Task to carry out ▸
Below is a listing. Gather each line of it that contains "Profit".

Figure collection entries

☆ ☆ ☆

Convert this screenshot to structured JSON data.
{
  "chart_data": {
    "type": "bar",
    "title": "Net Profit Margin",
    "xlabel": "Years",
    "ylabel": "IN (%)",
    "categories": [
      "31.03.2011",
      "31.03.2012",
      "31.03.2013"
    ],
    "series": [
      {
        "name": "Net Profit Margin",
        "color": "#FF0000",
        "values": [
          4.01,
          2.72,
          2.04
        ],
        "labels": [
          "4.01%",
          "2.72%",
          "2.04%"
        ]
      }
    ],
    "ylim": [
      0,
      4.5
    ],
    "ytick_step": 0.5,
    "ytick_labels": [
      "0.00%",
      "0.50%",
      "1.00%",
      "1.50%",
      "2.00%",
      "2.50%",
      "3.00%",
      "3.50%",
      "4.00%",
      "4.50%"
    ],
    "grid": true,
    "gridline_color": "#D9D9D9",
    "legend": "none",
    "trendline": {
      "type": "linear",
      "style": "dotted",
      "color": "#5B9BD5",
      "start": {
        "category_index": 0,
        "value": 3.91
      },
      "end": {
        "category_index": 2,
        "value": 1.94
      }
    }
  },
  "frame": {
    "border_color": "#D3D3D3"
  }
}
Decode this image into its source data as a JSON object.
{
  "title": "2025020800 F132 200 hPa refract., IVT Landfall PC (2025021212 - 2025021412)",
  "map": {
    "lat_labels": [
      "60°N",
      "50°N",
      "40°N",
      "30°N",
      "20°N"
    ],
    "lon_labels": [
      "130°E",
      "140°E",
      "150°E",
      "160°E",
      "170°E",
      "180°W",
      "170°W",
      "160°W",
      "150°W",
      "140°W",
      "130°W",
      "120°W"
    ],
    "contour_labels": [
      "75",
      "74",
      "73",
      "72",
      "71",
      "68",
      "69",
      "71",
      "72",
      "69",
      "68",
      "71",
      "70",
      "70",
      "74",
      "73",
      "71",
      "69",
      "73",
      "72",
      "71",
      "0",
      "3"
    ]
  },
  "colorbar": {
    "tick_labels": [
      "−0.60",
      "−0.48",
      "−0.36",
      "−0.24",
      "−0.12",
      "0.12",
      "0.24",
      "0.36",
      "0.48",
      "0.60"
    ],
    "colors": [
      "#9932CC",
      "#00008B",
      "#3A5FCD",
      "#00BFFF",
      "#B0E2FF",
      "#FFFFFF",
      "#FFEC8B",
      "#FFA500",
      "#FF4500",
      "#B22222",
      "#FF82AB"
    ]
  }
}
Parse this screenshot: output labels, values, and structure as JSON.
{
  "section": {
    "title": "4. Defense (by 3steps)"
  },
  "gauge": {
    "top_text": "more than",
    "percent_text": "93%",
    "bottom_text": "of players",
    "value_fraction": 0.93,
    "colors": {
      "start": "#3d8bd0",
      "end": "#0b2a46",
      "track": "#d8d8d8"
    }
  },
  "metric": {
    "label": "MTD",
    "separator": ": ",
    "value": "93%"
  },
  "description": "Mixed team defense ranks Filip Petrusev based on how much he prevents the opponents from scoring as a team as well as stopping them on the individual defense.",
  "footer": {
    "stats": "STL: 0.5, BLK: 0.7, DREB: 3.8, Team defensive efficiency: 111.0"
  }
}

☆ ☆ ☆

Full solution ▸
    "title": "Net Profit Margin",
        "name": "Net Profit Margin",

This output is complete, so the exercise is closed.